Directive:
Only a number is required: how many lines of the material contain the word "Tiramisu"?

Given data:

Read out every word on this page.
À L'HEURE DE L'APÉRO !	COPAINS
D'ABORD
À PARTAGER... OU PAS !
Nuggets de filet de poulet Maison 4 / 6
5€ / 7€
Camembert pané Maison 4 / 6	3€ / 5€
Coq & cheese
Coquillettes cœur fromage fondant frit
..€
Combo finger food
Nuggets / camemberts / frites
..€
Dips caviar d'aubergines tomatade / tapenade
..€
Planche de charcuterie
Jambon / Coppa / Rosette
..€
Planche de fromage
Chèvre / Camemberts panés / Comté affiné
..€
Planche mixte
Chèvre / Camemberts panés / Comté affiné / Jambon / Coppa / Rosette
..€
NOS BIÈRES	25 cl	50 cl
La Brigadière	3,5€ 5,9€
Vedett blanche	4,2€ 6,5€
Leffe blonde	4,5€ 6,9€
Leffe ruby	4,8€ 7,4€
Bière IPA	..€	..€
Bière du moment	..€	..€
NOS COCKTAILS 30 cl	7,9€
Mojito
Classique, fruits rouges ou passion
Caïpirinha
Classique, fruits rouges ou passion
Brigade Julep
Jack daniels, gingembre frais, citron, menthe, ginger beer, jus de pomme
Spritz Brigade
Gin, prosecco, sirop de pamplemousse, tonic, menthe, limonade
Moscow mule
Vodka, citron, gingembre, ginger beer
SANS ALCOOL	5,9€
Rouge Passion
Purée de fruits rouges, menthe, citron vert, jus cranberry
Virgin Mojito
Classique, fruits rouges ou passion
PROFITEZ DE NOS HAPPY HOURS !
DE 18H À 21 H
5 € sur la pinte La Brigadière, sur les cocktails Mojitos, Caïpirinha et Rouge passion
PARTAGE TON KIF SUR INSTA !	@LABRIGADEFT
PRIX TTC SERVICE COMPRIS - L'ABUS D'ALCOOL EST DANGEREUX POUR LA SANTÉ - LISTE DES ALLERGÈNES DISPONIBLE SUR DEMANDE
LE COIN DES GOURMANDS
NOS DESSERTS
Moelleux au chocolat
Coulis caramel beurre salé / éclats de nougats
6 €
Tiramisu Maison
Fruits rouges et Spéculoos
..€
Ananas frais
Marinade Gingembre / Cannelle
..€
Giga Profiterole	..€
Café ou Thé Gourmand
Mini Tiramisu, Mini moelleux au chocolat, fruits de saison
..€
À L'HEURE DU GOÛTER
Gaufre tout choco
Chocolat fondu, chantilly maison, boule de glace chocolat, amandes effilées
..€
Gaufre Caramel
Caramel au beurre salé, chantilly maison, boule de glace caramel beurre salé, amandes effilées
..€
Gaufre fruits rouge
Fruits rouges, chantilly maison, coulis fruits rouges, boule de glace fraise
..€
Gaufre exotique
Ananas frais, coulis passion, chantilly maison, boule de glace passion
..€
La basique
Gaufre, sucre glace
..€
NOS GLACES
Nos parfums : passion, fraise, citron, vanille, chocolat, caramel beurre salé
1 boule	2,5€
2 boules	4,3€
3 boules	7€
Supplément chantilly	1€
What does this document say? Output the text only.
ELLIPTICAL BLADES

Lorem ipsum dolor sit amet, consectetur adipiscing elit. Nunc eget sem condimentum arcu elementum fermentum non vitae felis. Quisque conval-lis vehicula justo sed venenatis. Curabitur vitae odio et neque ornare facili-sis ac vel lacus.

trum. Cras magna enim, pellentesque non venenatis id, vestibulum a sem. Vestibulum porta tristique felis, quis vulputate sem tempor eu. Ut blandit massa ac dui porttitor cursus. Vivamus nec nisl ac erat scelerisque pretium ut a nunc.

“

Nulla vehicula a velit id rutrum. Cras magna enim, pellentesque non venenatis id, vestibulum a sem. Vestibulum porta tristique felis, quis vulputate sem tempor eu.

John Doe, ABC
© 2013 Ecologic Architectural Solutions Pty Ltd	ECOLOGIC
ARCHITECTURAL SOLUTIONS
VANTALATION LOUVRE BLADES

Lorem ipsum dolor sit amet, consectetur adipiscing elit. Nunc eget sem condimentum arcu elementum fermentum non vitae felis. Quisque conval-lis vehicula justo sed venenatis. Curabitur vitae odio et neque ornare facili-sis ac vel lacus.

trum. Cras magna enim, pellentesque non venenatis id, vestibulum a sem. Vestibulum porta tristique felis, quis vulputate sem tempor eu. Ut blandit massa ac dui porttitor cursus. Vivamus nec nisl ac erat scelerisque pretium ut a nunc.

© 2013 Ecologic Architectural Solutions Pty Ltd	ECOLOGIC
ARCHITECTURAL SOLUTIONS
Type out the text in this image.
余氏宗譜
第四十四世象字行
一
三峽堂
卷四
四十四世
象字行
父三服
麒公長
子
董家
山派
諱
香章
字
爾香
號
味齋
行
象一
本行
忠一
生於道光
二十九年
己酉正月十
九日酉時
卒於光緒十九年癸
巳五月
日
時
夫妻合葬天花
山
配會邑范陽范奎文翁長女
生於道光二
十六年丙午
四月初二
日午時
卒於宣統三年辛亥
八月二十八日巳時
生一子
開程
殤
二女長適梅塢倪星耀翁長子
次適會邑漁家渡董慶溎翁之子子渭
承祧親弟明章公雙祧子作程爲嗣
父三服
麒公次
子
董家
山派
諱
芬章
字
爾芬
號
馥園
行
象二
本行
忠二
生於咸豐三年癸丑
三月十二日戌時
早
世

Solved problem:
2